[Start TASK DATA]
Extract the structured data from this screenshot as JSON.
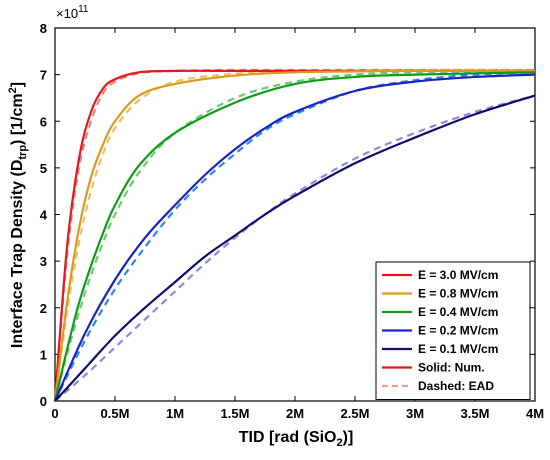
{
  "chart_data": {
    "type": "line",
    "xlabel": "TID [rad (SiO",
    "xlabel_sub": "2",
    "xlabel_end": ")]",
    "ylabel_main": "Interface Trap Density (D",
    "ylabel_sub": "trp",
    "ylabel_mid": ") [1/cm",
    "ylabel_sup": "2",
    "ylabel_end": "]",
    "y_exponent_label": "×10",
    "y_exponent": "11",
    "xlim": [
      0,
      4000000
    ],
    "ylim": [
      0,
      8
    ],
    "x_ticks": [
      0,
      500000,
      1000000,
      1500000,
      2000000,
      2500000,
      3000000,
      3500000,
      4000000
    ],
    "x_tick_labels": [
      "0",
      "0.5M",
      "1M",
      "1.5M",
      "2M",
      "2.5M",
      "3M",
      "3.5M",
      "4M"
    ],
    "y_ticks": [
      0,
      1,
      2,
      3,
      4,
      5,
      6,
      7,
      8
    ],
    "y_tick_labels": [
      "0",
      "1",
      "2",
      "3",
      "4",
      "5",
      "6",
      "7",
      "8"
    ],
    "grid": false,
    "legend_position": "bottom-right",
    "series": [
      {
        "name": "E = 3.0 MV/cm",
        "color": "#e3191c",
        "dash_color": "#f07f80",
        "x": [
          0,
          100000,
          200000,
          300000,
          400000,
          500000,
          700000,
          1000000,
          1500000,
          2000000,
          4000000
        ],
        "num": [
          0,
          3.3,
          5.2,
          6.2,
          6.7,
          6.9,
          7.05,
          7.08,
          7.08,
          7.08,
          7.08
        ],
        "ead": [
          0,
          3.1,
          5.0,
          6.0,
          6.6,
          6.85,
          7.03,
          7.08,
          7.1,
          7.1,
          7.1
        ]
      },
      {
        "name": "E = 0.8 MV/cm",
        "color": "#d99a1e",
        "dash_color": "#edc064",
        "x": [
          0,
          100000,
          200000,
          300000,
          400000,
          500000,
          700000,
          1000000,
          1500000,
          2000000,
          2500000,
          3000000,
          4000000
        ],
        "num": [
          0,
          2.1,
          3.7,
          4.8,
          5.5,
          6.0,
          6.55,
          6.8,
          6.98,
          7.05,
          7.07,
          7.08,
          7.08
        ],
        "ead": [
          0,
          1.9,
          3.4,
          4.5,
          5.3,
          5.85,
          6.45,
          6.85,
          7.02,
          7.07,
          7.08,
          7.1,
          7.1
        ]
      },
      {
        "name": "E = 0.4 MV/cm",
        "color": "#119a18",
        "dash_color": "#6ccb70",
        "x": [
          0,
          100000,
          200000,
          300000,
          400000,
          500000,
          700000,
          1000000,
          1500000,
          2000000,
          2500000,
          3000000,
          4000000
        ],
        "num": [
          0,
          1.1,
          2.1,
          2.9,
          3.6,
          4.2,
          5.05,
          5.75,
          6.4,
          6.8,
          6.95,
          7.0,
          7.05
        ],
        "ead": [
          0,
          1.0,
          1.9,
          2.7,
          3.4,
          4.0,
          4.9,
          5.75,
          6.5,
          6.85,
          7.0,
          7.05,
          7.08
        ]
      },
      {
        "name": "E = 0.2 MV/cm",
        "color": "#1a22c8",
        "dash_color": "#2e86e6",
        "x": [
          0,
          250000,
          500000,
          750000,
          1000000,
          1250000,
          1500000,
          1750000,
          2000000,
          2500000,
          3000000,
          3500000,
          4000000
        ],
        "num": [
          0,
          1.45,
          2.6,
          3.5,
          4.2,
          4.85,
          5.4,
          5.85,
          6.2,
          6.65,
          6.85,
          6.95,
          7.0
        ],
        "ead": [
          0,
          1.3,
          2.4,
          3.3,
          4.1,
          4.75,
          5.3,
          5.8,
          6.15,
          6.65,
          6.88,
          7.0,
          7.05
        ]
      },
      {
        "name": "E = 0.1 MV/cm",
        "color": "#0d0d6e",
        "dash_color": "#8a8ad8",
        "x": [
          0,
          250000,
          500000,
          750000,
          1000000,
          1250000,
          1500000,
          1750000,
          2000000,
          2500000,
          3000000,
          3500000,
          4000000
        ],
        "num": [
          0,
          0.7,
          1.4,
          2.0,
          2.55,
          3.1,
          3.55,
          4.0,
          4.4,
          5.1,
          5.65,
          6.15,
          6.55
        ],
        "ead": [
          0,
          0.55,
          1.15,
          1.75,
          2.35,
          2.95,
          3.5,
          4.0,
          4.45,
          5.2,
          5.75,
          6.2,
          6.55
        ]
      }
    ],
    "legend_extra": [
      {
        "label": "Solid:   Num.",
        "style": "solid",
        "color": "#e3191c"
      },
      {
        "label": "Dashed: EAD",
        "style": "dashed",
        "color": "#ee9aa2"
      }
    ]
  }
}
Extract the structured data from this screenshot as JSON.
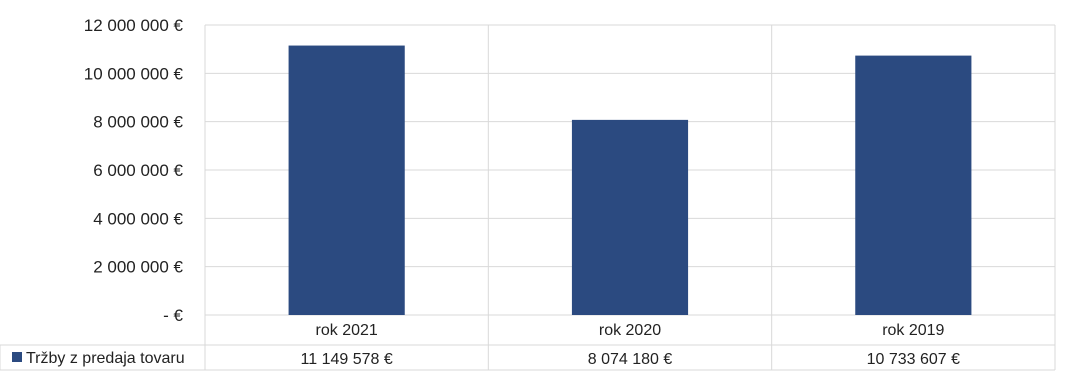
{
  "chart_data": {
    "type": "bar",
    "categories": [
      "rok 2021",
      "rok 2020",
      "rok 2019"
    ],
    "series": [
      {
        "name": "Tržby z predaja tovaru",
        "values": [
          11149578,
          8074180,
          10733607
        ],
        "value_labels": [
          "11 149 578 €",
          "8 074 180 €",
          "10 733 607 €"
        ],
        "color": "#2b4a80"
      }
    ],
    "yticks": [
      0,
      2000000,
      4000000,
      6000000,
      8000000,
      10000000,
      12000000
    ],
    "ytick_labels": [
      "- €",
      "2 000 000 €",
      "4 000 000 €",
      "6 000 000 €",
      "8 000 000 €",
      "10 000 000 €",
      "12 000 000 €"
    ],
    "ylim": [
      0,
      12000000
    ],
    "grid": true,
    "legend": "data-table-left",
    "title": "",
    "xlabel": "",
    "ylabel": ""
  }
}
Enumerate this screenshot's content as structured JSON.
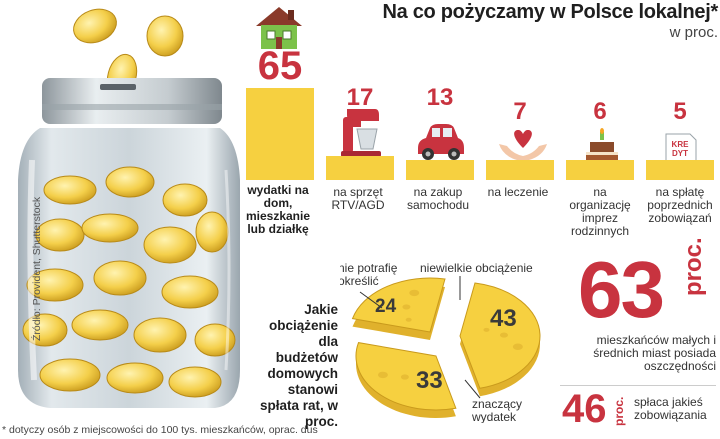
{
  "header": {
    "title": "Na co pożyczamy w Polsce lokalnej*",
    "unit": "w proc."
  },
  "source": "Źródło: Provident, Shutterstock",
  "footnote": "* dotyczy osób z miejscowości do 100 tys. mieszkańców, oprac. dus",
  "question": "Jakie obciążenie dla budżetów domowych stanowi spłata rat, w proc.",
  "chart_data": [
    {
      "type": "bar",
      "title": "Na co pożyczamy w Polsce lokalnej*",
      "ylabel": "w proc.",
      "ylim": [
        0,
        70
      ],
      "categories": [
        "wydatki na dom, mieszkanie lub działkę",
        "na sprzęt RTV/AGD",
        "na zakup samochodu",
        "na leczenie",
        "na organizację imprez rodzinnych",
        "na spłatę poprzednich zobowiązań"
      ],
      "values": [
        65,
        17,
        13,
        7,
        6,
        5
      ],
      "value_labels": [
        "65",
        "17",
        "13",
        "7",
        "6",
        "5"
      ]
    },
    {
      "type": "pie",
      "title": "Jakie obciążenie dla budżetów domowych stanowi spłata rat, w proc.",
      "categories": [
        "nie potrafię określić",
        "niewielkie obciążenie",
        "znaczący wydatek"
      ],
      "values": [
        24,
        43,
        33
      ],
      "value_labels": [
        "24",
        "43",
        "33"
      ]
    }
  ],
  "stats": {
    "big_value": "63",
    "big_unit": "proc.",
    "big_desc": "mieszkańców małych i średnich miast posiada oszczędności",
    "small_value": "46",
    "small_unit": "proc.",
    "small_desc": "spłaca jakieś zobowiązania"
  },
  "icons": {
    "house": "house-icon",
    "mixer": "kitchen-mixer-icon",
    "car": "car-icon",
    "heart": "heart-in-hands-icon",
    "cake": "birthday-cake-icon",
    "credit": "credit-document-icon",
    "kredyt_text": "KRE DYT"
  },
  "colors": {
    "accent": "#c8333f",
    "bar": "#f6d040",
    "cheese": "#f6d040",
    "cheese_edge": "#e0b12c"
  }
}
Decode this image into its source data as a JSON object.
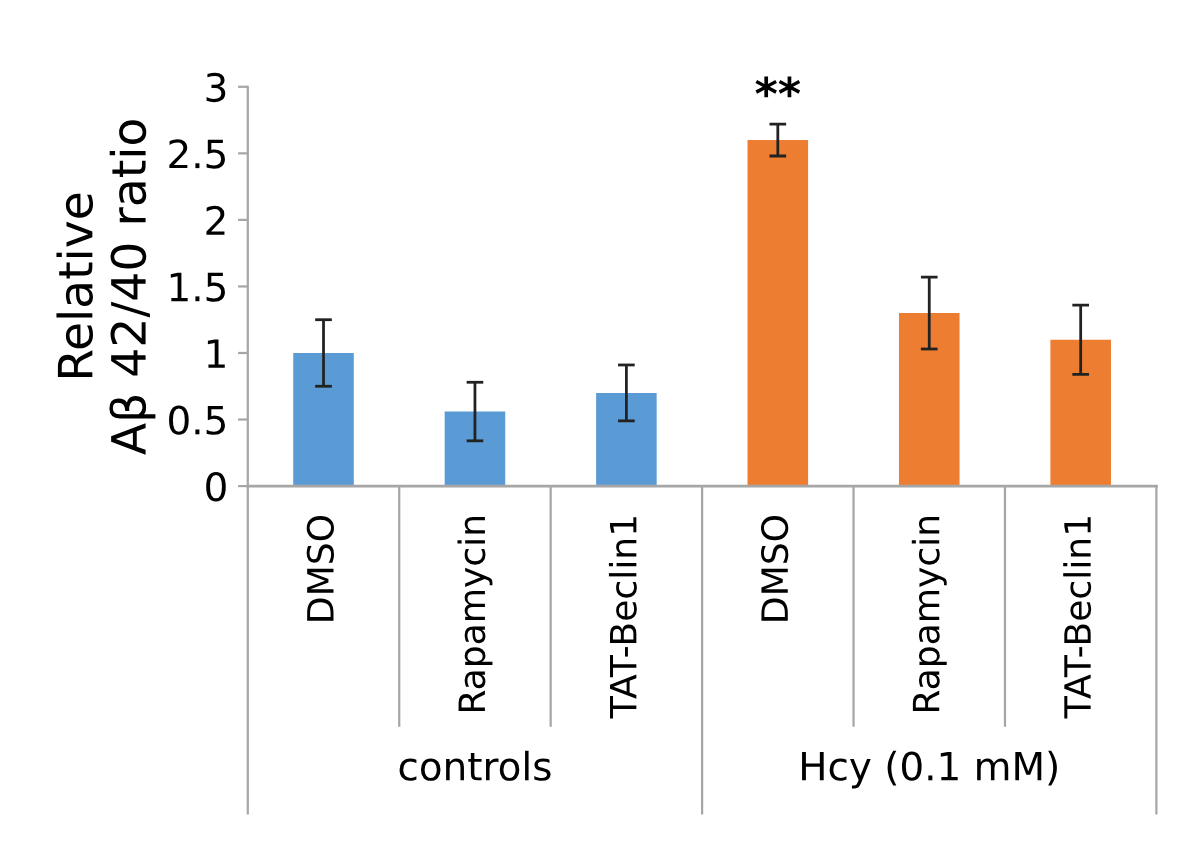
{
  "chart_data": {
    "type": "bar",
    "ylabel": "Relative\nAβ 42/40 ratio",
    "categories": [
      "DMSO",
      "Rapamycin",
      "TAT-Beclin1",
      "DMSO",
      "Rapamycin",
      "TAT-Beclin1"
    ],
    "values": [
      1.0,
      0.56,
      0.7,
      2.6,
      1.3,
      1.1
    ],
    "errors": [
      0.25,
      0.22,
      0.21,
      0.12,
      0.27,
      0.26
    ],
    "colors": [
      "#5b9bd5",
      "#5b9bd5",
      "#5b9bd5",
      "#ed7d31",
      "#ed7d31",
      "#ed7d31"
    ],
    "ylim": [
      0,
      3
    ],
    "yticks": [
      0,
      0.5,
      1,
      1.5,
      2,
      2.5,
      3
    ],
    "grid": false,
    "annotations": [
      "**",
      "controls",
      "Hcy (0.1 mM)"
    ]
  }
}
[End TASK DATA]
*WORK TO DO*. Retype, word for word, only the lines from the line with "Decode this image" to the final line of the listing above; the pictures do not belong in the copy.

*COMPLETED TASK*.
Decode this image into its source data as a JSON object.
{
  "chart_data": {
    "type": "bar",
    "ylabel": "Relative\nAβ 42/40 ratio",
    "categories": [
      "DMSO",
      "Rapamycin",
      "TAT-Beclin1",
      "DMSO",
      "Rapamycin",
      "TAT-Beclin1"
    ],
    "values": [
      1.0,
      0.56,
      0.7,
      2.6,
      1.3,
      1.1
    ],
    "errors": [
      0.25,
      0.22,
      0.21,
      0.12,
      0.27,
      0.26
    ],
    "colors": [
      "#5b9bd5",
      "#5b9bd5",
      "#5b9bd5",
      "#ed7d31",
      "#ed7d31",
      "#ed7d31"
    ],
    "ylim": [
      0,
      3
    ],
    "yticks": [
      0,
      0.5,
      1,
      1.5,
      2,
      2.5,
      3
    ],
    "grid": false,
    "annotations": [
      "**",
      "controls",
      "Hcy (0.1 mM)"
    ]
  }
}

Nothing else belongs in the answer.